> **GIVEN PROBLEM**: Look over the entries that follow and work out how many lines contain "referred". State the number only.
-- Start of GIVEN DATA --
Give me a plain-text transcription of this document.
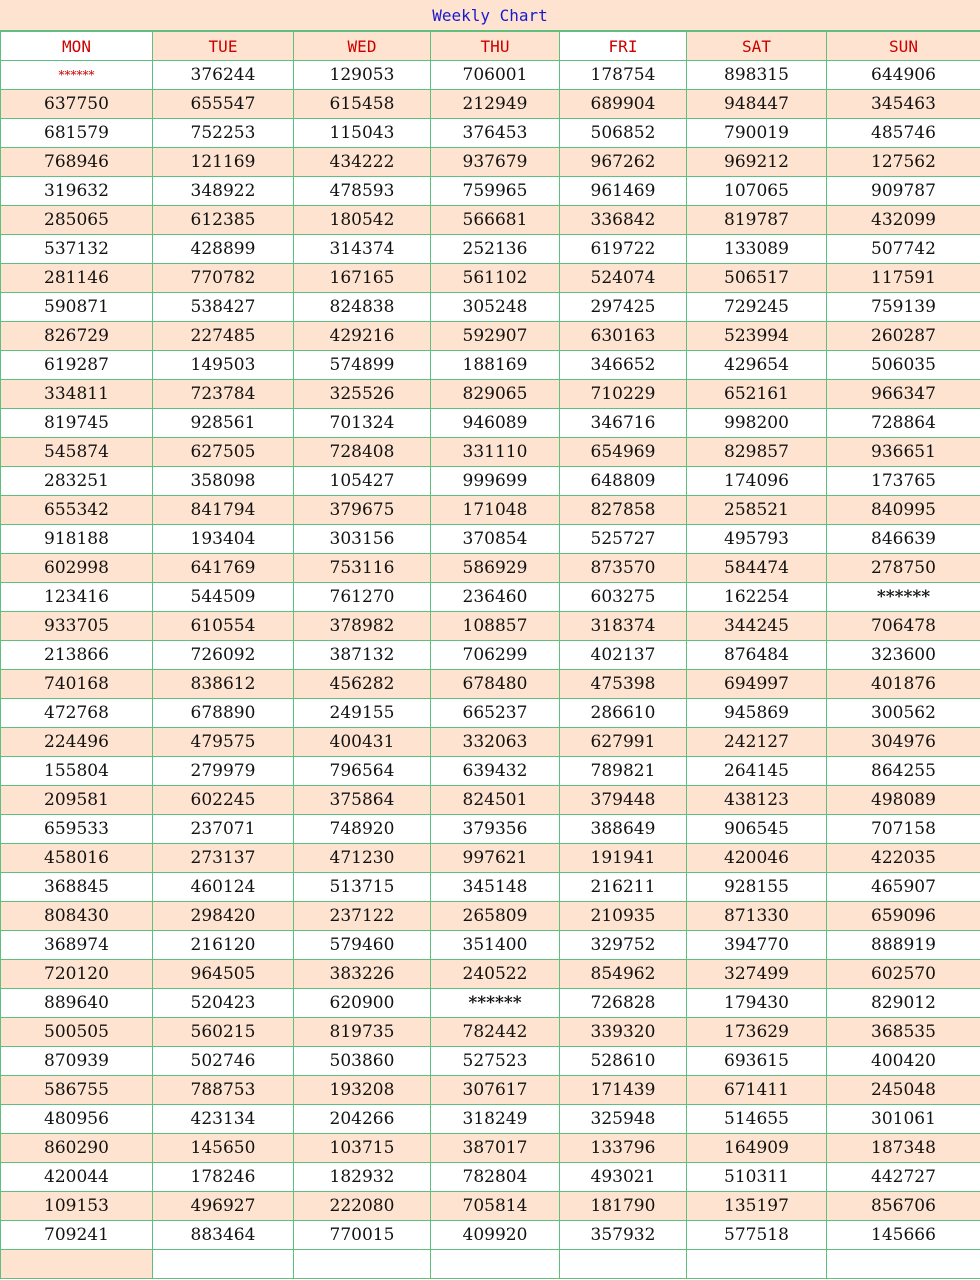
Weekly Chart
MON	TUE	WED	THU	FRI	SAT	SUN
******	376244	129053	706001	178754	898315	644906
637750	655547	615458	212949	689904	948447	345463
681579	752253	115043	376453	506852	790019	485746
768946	121169	434222	937679	967262	969212	127562
319632	348922	478593	759965	961469	107065	909787
285065	612385	180542	566681	336842	819787	432099
537132	428899	314374	252136	619722	133089	507742
281146	770782	167165	561102	524074	506517	117591
590871	538427	824838	305248	297425	729245	759139
826729	227485	429216	592907	630163	523994	260287
619287	149503	574899	188169	346652	429654	506035
334811	723784	325526	829065	710229	652161	966347
819745	928561	701324	946089	346716	998200	728864
545874	627505	728408	331110	654969	829857	936651
283251	358098	105427	999699	648809	174096	173765
655342	841794	379675	171048	827858	258521	840995
918188	193404	303156	370854	525727	495793	846639
602998	641769	753116	586929	873570	584474	278750
123416	544509	761270	236460	603275	162254	******
933705	610554	378982	108857	318374	344245	706478
213866	726092	387132	706299	402137	876484	323600
740168	838612	456282	678480	475398	694997	401876
472768	678890	249155	665237	286610	945869	300562
224496	479575	400431	332063	627991	242127	304976
155804	279979	796564	639432	789821	264145	864255
209581	602245	375864	824501	379448	438123	498089
659533	237071	748920	379356	388649	906545	707158
458016	273137	471230	997621	191941	420046	422035
368845	460124	513715	345148	216211	928155	465907
808430	298420	237122	265809	210935	871330	659096
368974	216120	579460	351400	329752	394770	888919
720120	964505	383226	240522	854962	327499	602570
889640	520423	620900	******	726828	179430	829012
500505	560215	819735	782442	339320	173629	368535
870939	502746	503860	527523	528610	693615	400420
586755	788753	193208	307617	171439	671411	245048
480956	423134	204266	318249	325948	514655	301061
860290	145650	103715	387017	133796	164909	187348
420044	178246	182932	782804	493021	510311	442727
109153	496927	222080	705814	181790	135197	856706
709241	883464	770015	409920	357932	577518	145666
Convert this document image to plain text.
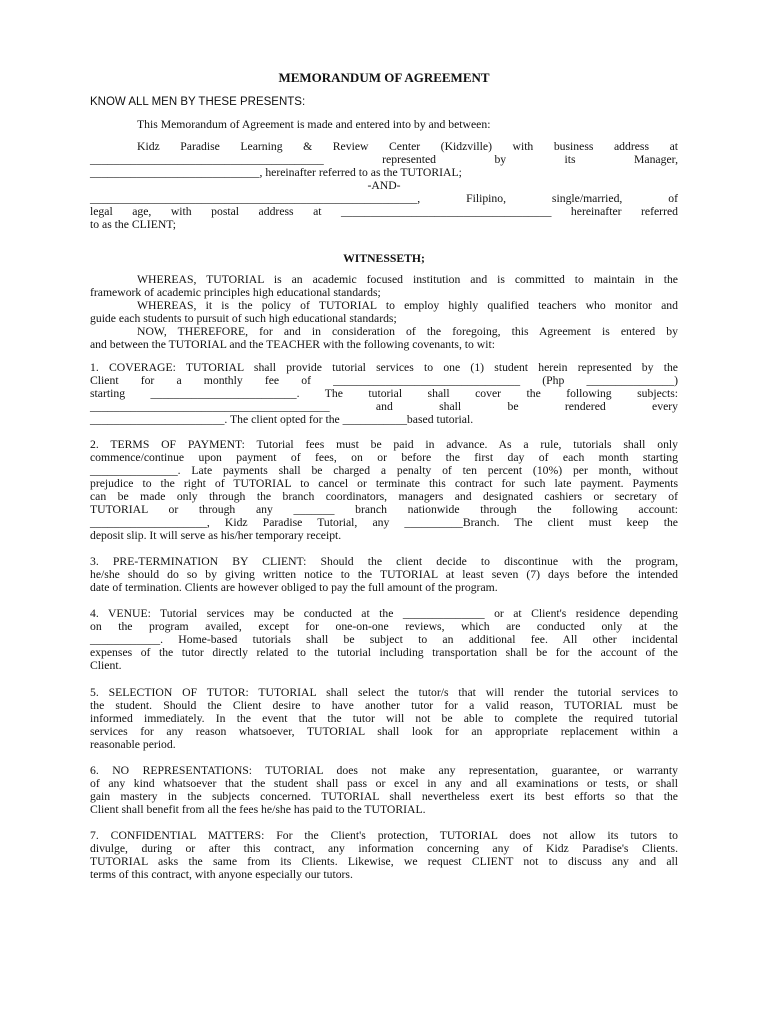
MEMORANDUM OF AGREEMENT
KNOW ALL MEN BY THESE PRESENTS:
This Memorandum of Agreement is made and entered into by and between:
Kidz Paradise Learning & Review Center (Kidzville) with business address at
________________________________________ represented by its Manager,
_____________________________, hereinafter referred to as the TUTORIAL;
-AND-
________________________________________________________, Filipino, single/married, of
legal age, with postal address at ____________________________________ hereinafter referred
to as the CLIENT;
WITNESSETH;
WHEREAS, TUTORIAL is an academic focused institution and is committed to maintain in the
framework of academic principles high educational standards;
WHEREAS, it is the policy of TUTORIAL to employ highly qualified teachers who monitor and
guide each students to pursuit of such high educational standards;
NOW, THEREFORE, for and in consideration of the foregoing, this Agreement is entered by
and between the TUTORIAL and the TEACHER with the following covenants, to wit:
1. COVERAGE: TUTORIAL shall provide tutorial services to one (1) student herein represented by the
Client for a monthly fee of ________________________________ (Php _______________)
starting _________________________. The tutorial shall cover the following subjects:
_________________________________________ and shall be rendered every
_______________________. The client opted for the ___________based tutorial.
2. TERMS OF PAYMENT: Tutorial fees must be paid in advance. As a rule, tutorials shall only
commence/continue upon payment of fees, on or before the first day of each month starting
_______________. Late payments shall be charged a penalty of ten percent (10%) per month, without
prejudice to the right of TUTORIAL to cancel or terminate this contract for such late payment. Payments
can be made only through the branch coordinators, managers and designated cashiers or secretary of
TUTORIAL or through any _______ branch nationwide through the following account:
____________________, Kidz Paradise Tutorial, any __________Branch. The client must keep the
deposit slip. It will serve as his/her temporary receipt.
3. PRE-TERMINATION BY CLIENT: Should the client decide to discontinue with the program,
he/she should do so by giving written notice to the TUTORIAL at least seven (7) days before the intended
date of termination. Clients are however obliged to pay the full amount of the program.
4. VENUE: Tutorial services may be conducted at the ______________ or at Client's residence depending
on the program availed, except for one-on-one reviews, which are conducted only at the
____________. Home-based tutorials shall be subject to an additional fee. All other incidental
expenses of the tutor directly related to the tutorial including transportation shall be for the account of the
Client.
5. SELECTION OF TUTOR: TUTORIAL shall select the tutor/s that will render the tutorial services to
the student. Should the Client desire to have another tutor for a valid reason, TUTORIAL must be
informed immediately. In the event that the tutor will not be able to complete the required tutorial
services for any reason whatsoever, TUTORIAL shall look for an appropriate replacement within a
reasonable period.
6. NO REPRESENTATIONS: TUTORIAL does not make any representation, guarantee, or warranty
of any kind whatsoever that the student shall pass or excel in any and all examinations or tests, or shall
gain mastery in the subjects concerned. TUTORIAL shall nevertheless exert its best efforts so that the
Client shall benefit from all the fees he/she has paid to the TUTORIAL.
7. CONFIDENTIAL MATTERS: For the Client's protection, TUTORIAL does not allow its tutors to
divulge, during or after this contract, any information concerning any of Kidz Paradise's Clients.
TUTORIAL asks the same from its Clients. Likewise, we request CLIENT not to discuss any and all
terms of this contract, with anyone especially our tutors.
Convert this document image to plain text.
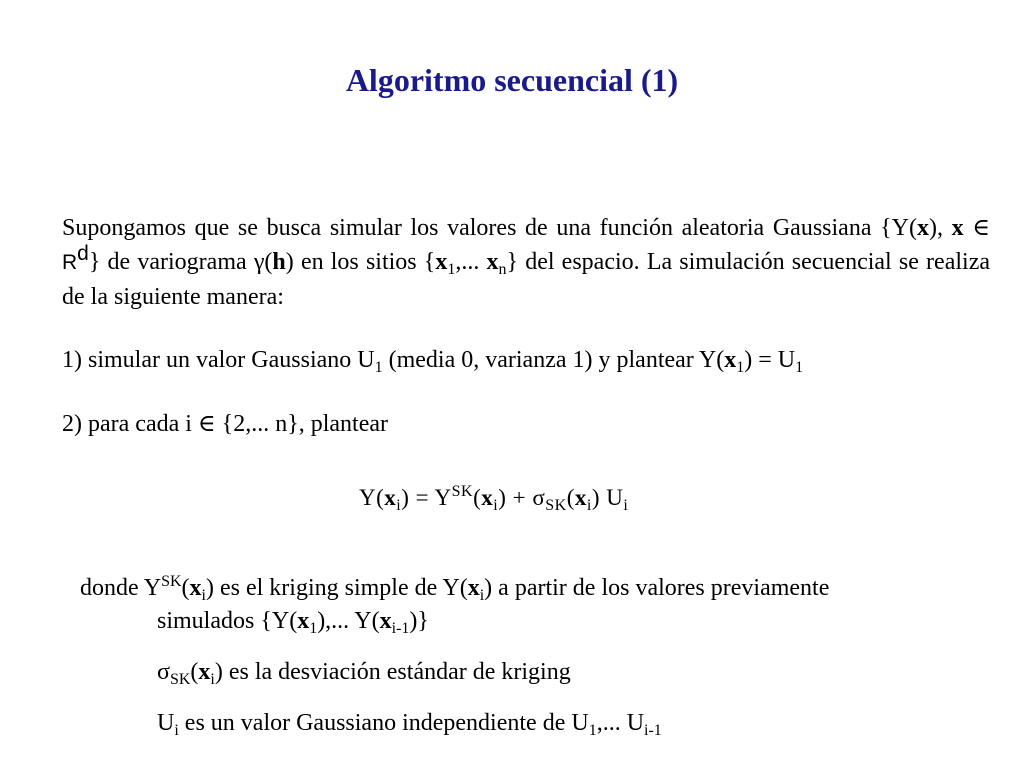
Algoritmo secuencial (1)
Supongamos que se busca simular los valores de una función aleatoria Gaussiana {Y(x), x ∈ $R^d$} de variograma γ(h) en los sitios {$x_1$,... $x_n$} del espacio. La simulación secuencial se realiza de la siguiente manera:
1) simular un valor Gaussiano $U_1$ (media 0, varianza 1) y plantear $Y(x_1) = U_1$
2) para cada i ∈ {2,... n}, plantear
$Y(x_i) = Y^{SK}(x_i) + \sigma_{SK}(x_i)$ $U_i$
donde $Y^{SK}(x_i)$ es el kriging simple de $Y(x_i)$ a partir de los valores previamente
simulados {$Y(x_1)$,... $Y(x_{i-1})$}
$\sigma_{SK}(x_i)$ es la desviación estándar de kriging
$U_i$ es un valor Gaussiano independiente de $U_1$,... $U_{i-1}$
-- End of GIVEN DATA --
> **SOLUTION**: 2